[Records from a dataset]
....................
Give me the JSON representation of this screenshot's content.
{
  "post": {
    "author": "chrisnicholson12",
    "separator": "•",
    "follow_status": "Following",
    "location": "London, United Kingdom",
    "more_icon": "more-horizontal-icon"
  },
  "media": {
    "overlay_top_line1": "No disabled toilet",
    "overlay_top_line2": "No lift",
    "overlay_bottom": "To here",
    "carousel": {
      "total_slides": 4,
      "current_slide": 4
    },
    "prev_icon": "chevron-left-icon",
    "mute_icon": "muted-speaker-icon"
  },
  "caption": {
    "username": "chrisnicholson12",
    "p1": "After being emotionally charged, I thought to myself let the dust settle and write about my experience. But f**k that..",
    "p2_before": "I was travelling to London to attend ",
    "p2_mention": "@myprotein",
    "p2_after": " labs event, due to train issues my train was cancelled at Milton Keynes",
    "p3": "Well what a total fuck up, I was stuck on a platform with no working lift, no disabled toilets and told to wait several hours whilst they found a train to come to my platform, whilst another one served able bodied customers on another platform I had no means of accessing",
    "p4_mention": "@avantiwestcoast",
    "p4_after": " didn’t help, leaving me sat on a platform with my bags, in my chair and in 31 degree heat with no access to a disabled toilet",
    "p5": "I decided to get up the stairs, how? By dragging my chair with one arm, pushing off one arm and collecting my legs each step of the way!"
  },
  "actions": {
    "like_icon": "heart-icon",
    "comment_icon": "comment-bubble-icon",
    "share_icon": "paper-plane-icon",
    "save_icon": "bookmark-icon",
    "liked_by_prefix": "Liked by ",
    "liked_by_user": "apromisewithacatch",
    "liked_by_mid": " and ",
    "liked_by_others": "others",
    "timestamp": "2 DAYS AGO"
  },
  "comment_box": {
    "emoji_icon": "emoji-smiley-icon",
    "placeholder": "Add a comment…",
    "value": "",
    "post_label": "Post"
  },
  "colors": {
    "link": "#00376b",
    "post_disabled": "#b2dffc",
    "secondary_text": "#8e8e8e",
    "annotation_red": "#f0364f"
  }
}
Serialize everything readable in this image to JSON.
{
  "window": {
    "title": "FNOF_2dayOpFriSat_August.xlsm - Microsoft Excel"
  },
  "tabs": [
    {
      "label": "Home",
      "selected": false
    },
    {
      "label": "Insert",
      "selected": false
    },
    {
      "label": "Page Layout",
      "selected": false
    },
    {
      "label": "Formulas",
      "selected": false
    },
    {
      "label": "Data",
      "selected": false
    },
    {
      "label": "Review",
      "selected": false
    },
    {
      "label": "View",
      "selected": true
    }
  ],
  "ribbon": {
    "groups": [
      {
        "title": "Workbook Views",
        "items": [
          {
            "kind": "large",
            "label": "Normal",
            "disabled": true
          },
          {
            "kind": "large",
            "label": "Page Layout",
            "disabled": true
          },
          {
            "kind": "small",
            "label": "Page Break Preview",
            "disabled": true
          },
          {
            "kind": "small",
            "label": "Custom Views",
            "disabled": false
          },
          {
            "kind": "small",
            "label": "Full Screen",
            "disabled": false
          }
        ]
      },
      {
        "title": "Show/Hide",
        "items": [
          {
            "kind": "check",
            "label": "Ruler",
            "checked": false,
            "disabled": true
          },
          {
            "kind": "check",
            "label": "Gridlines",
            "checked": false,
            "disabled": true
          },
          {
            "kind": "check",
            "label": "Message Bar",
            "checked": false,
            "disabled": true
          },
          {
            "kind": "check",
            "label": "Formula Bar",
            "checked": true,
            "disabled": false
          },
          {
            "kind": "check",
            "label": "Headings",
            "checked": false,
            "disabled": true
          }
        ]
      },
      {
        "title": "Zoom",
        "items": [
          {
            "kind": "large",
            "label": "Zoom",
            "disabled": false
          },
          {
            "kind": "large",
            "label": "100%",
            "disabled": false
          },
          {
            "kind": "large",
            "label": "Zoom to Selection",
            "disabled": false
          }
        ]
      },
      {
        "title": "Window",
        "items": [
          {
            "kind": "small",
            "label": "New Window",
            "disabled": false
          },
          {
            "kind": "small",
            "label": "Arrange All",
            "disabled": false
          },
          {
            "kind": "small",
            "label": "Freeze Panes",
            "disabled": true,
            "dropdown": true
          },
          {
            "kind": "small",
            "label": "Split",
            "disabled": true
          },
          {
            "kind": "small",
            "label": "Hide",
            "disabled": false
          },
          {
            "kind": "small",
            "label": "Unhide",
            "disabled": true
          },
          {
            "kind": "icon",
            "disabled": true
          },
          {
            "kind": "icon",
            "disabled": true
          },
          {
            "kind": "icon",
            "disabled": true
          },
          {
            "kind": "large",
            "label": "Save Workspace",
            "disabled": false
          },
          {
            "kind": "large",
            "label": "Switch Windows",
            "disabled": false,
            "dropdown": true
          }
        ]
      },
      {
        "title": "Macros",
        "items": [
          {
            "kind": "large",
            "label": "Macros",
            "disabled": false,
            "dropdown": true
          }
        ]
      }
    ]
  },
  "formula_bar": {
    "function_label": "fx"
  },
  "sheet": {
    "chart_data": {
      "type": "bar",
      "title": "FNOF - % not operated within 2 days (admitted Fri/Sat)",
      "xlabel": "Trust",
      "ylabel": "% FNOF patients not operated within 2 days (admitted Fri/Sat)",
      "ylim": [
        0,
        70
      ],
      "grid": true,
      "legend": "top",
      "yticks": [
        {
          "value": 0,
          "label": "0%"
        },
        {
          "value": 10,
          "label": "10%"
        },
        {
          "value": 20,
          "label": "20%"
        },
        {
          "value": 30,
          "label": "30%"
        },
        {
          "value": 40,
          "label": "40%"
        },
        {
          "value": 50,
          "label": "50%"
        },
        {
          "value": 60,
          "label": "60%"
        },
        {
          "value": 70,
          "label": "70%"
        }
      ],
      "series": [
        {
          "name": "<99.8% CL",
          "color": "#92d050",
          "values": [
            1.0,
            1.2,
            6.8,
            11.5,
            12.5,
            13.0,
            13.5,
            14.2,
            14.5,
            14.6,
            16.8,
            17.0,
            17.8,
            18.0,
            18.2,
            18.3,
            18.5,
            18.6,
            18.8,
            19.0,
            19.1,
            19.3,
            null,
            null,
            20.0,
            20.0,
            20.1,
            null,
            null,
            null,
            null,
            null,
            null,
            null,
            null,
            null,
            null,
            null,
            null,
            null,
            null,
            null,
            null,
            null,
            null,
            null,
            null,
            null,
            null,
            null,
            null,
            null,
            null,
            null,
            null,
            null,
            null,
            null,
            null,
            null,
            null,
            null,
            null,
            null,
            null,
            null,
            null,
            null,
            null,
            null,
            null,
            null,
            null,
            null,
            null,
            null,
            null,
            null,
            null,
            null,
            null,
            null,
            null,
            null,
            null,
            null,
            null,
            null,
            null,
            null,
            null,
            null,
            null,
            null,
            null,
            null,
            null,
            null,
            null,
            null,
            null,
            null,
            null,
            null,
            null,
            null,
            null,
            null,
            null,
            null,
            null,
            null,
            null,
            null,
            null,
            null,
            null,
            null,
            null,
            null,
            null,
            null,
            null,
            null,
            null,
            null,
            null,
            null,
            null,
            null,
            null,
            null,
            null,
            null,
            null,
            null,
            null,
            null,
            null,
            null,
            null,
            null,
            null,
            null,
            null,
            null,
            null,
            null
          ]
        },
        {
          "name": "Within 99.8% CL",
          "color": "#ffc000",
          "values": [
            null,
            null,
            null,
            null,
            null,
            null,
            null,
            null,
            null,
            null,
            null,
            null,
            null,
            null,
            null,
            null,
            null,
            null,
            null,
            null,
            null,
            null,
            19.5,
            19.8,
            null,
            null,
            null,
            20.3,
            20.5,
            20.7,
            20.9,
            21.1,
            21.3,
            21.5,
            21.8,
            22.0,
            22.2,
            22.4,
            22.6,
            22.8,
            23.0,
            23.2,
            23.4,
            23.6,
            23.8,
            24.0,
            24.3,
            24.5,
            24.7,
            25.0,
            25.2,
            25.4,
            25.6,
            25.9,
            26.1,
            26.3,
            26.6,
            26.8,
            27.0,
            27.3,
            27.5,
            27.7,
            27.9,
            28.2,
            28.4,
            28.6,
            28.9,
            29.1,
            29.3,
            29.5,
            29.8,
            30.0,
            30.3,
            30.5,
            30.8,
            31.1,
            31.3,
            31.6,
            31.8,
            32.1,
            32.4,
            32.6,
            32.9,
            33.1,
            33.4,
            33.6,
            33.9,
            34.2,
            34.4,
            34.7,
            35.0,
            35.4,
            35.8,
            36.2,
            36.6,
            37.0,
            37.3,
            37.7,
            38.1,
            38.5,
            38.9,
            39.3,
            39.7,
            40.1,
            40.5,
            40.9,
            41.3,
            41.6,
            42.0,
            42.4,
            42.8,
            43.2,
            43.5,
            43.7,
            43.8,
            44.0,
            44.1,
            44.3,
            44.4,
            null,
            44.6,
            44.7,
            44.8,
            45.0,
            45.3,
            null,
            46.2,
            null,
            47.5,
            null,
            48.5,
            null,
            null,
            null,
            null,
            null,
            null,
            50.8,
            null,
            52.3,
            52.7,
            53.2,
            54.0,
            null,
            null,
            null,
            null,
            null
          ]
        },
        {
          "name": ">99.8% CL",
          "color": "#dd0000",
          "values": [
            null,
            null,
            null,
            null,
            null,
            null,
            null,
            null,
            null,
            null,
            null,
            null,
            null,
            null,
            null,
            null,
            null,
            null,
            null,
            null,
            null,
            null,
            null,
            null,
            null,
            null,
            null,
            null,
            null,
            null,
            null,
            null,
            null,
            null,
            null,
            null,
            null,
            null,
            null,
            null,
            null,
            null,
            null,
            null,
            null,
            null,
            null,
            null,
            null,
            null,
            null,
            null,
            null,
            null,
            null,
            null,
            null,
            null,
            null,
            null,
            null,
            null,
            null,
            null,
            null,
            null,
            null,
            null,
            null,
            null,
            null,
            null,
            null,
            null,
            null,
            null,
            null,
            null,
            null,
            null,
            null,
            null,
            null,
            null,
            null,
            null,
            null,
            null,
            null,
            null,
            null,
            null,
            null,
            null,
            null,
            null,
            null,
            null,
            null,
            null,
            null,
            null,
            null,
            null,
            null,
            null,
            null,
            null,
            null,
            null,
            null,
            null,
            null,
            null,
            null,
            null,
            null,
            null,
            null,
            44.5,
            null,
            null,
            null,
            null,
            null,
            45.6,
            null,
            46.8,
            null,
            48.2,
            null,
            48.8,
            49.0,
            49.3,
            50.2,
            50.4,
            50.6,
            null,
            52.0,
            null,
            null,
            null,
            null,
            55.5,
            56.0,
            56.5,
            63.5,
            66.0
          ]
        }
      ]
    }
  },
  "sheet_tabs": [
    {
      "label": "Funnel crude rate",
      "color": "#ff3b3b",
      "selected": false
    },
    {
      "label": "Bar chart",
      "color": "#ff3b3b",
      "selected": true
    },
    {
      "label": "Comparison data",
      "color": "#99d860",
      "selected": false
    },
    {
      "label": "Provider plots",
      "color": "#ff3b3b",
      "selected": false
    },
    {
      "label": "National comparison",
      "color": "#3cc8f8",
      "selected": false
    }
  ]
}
....................
## [TASK REQUIREMENTS]
In the entries above, find each line that has the word "title". Copy it.

## [RESPONSE FOR THIS EXERCISE]
    "title": "FNOF_2dayOpFriSat_August.xlsm - Microsoft Excel"
        "title": "Workbook Views",
        "title": "Show/Hide",
        "title": "Zoom",
        "title": "Window",
        "title": "Macros",
      "title": "FNOF - % not operated within 2 days (admitted Fri/Sat)",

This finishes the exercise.